● Instructions for the task: Look over the lines below. Report each one that includes the string "color".

● Data for this exercise:
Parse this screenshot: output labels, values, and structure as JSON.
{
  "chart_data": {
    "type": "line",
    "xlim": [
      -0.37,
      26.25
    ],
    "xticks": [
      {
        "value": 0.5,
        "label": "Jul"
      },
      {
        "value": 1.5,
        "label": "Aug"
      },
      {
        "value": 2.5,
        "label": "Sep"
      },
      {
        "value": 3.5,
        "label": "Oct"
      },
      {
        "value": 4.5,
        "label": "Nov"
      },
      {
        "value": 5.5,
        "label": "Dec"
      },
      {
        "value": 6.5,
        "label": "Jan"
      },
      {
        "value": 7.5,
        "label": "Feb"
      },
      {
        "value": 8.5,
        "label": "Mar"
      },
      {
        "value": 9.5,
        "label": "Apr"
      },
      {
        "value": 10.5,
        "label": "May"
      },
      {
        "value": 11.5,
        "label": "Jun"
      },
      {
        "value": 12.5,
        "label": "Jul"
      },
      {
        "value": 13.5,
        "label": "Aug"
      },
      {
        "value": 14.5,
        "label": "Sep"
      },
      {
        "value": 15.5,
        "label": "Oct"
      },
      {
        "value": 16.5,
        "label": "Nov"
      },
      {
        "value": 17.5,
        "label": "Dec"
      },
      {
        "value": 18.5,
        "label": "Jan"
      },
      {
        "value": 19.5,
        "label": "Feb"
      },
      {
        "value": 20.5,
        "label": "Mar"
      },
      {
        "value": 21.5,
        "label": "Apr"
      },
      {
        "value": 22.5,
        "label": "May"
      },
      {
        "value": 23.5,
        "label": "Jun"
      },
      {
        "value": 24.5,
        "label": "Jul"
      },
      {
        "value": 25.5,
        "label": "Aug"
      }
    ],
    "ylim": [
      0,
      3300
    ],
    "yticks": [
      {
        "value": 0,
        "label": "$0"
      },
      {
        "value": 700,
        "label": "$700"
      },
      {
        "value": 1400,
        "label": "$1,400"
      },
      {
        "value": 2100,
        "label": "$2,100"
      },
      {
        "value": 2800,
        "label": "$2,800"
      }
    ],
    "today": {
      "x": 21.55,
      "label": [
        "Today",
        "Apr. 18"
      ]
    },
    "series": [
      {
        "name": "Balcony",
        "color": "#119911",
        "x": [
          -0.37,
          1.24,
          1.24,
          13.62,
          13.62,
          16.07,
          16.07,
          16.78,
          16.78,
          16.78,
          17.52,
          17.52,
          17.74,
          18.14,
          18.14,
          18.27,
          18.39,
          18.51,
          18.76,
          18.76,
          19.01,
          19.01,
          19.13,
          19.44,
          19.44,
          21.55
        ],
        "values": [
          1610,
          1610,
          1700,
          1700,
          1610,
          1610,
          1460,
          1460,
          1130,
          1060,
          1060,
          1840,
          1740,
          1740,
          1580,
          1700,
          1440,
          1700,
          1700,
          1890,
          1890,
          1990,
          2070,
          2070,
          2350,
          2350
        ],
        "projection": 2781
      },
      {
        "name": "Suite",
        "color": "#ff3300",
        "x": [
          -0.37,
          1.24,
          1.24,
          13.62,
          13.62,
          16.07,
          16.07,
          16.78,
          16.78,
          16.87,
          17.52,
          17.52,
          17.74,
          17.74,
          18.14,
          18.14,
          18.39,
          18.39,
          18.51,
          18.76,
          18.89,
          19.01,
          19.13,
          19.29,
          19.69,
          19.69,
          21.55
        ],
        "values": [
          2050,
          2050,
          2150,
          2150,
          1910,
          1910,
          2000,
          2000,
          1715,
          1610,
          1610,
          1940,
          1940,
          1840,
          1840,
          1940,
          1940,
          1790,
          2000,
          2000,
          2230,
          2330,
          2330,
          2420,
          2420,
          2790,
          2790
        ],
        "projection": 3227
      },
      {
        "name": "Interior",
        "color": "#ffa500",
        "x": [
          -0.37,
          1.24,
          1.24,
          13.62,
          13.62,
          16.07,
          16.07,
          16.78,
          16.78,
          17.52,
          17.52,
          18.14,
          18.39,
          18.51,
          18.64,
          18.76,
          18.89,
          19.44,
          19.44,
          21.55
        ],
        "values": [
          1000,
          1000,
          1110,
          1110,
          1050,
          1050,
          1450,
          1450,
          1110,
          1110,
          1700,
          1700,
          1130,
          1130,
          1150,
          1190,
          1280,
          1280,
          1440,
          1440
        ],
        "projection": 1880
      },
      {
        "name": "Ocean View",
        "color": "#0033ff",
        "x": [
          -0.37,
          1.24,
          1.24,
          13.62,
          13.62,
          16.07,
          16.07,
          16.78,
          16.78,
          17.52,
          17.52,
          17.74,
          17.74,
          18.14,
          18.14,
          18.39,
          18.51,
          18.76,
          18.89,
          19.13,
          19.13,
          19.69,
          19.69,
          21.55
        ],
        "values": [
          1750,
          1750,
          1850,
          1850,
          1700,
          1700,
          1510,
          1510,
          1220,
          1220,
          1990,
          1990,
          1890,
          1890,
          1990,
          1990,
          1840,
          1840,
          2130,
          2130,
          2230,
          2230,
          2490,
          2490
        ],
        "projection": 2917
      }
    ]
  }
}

● Solution for this task:
        "color": "#119911",
        "color": "#ff3300",
        "color": "#ffa500",
        "color": "#0033ff",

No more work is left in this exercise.